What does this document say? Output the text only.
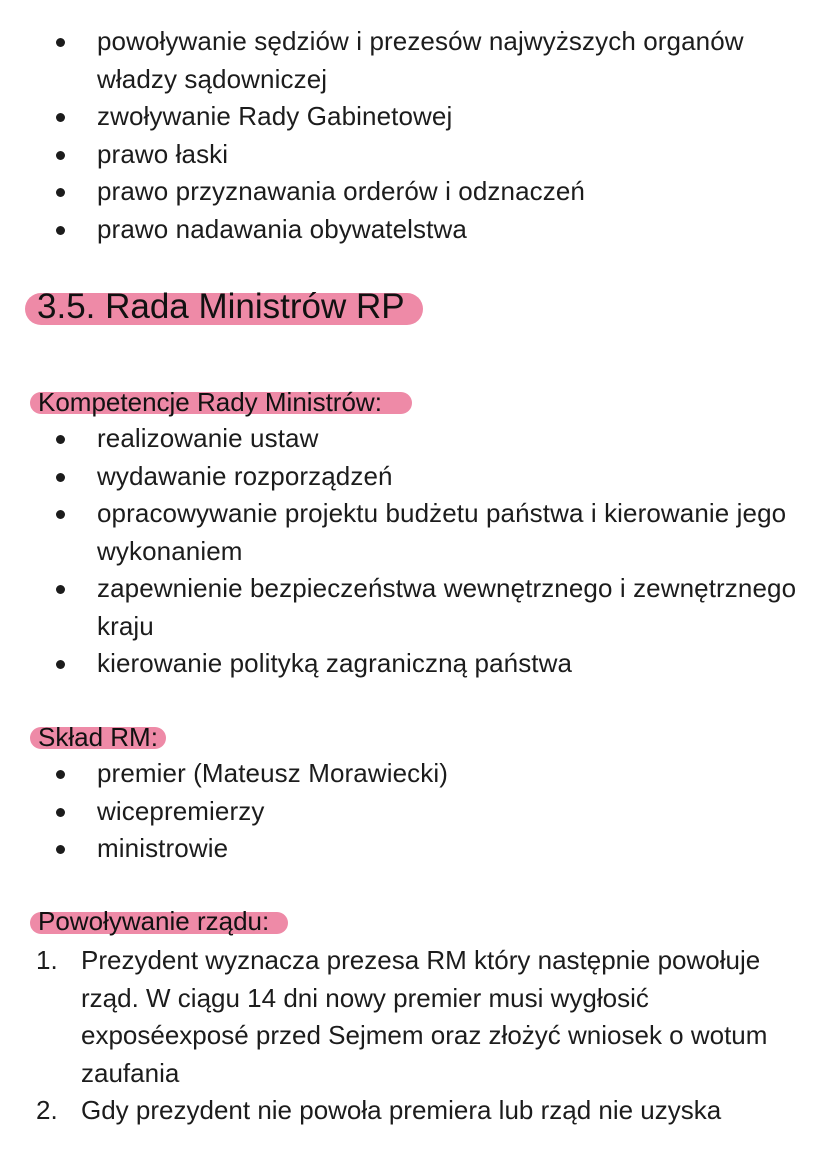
powoływanie sędziów i prezesów najwyższych organów władzy sądowniczej
zwoływanie Rady Gabinetowej
prawo łaski
prawo przyznawania orderów i odznaczeń
prawo nadawania obywatelstwa
3.5. Rada Ministrów RP
Kompetencje Rady Ministrów:
realizowanie ustaw
wydawanie rozporządzeń
opracowywanie projektu budżetu państwa i kierowanie jego wykonaniem
zapewnienie bezpieczeństwa wewnętrznego i zewnętrznego kraju
kierowanie polityką zagraniczną państwa
Skład RM:
premier (Mateusz Morawiecki)
wicepremierzy
ministrowie
Powoływanie rządu:
1. Prezydent wyznacza prezesa RM który następnie powołuje rząd. W ciągu 14 dni nowy premier musi wygłosić exposéexposé przed Sejmem oraz złożyć wniosek o wotum zaufania
2. Gdy prezydent nie powoła premiera lub rząd nie uzyska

EXERCISE DETAILS → Indicate how many lines of the material contain the string "prawo", giving the number and nothing more.

TASK RESULT → 3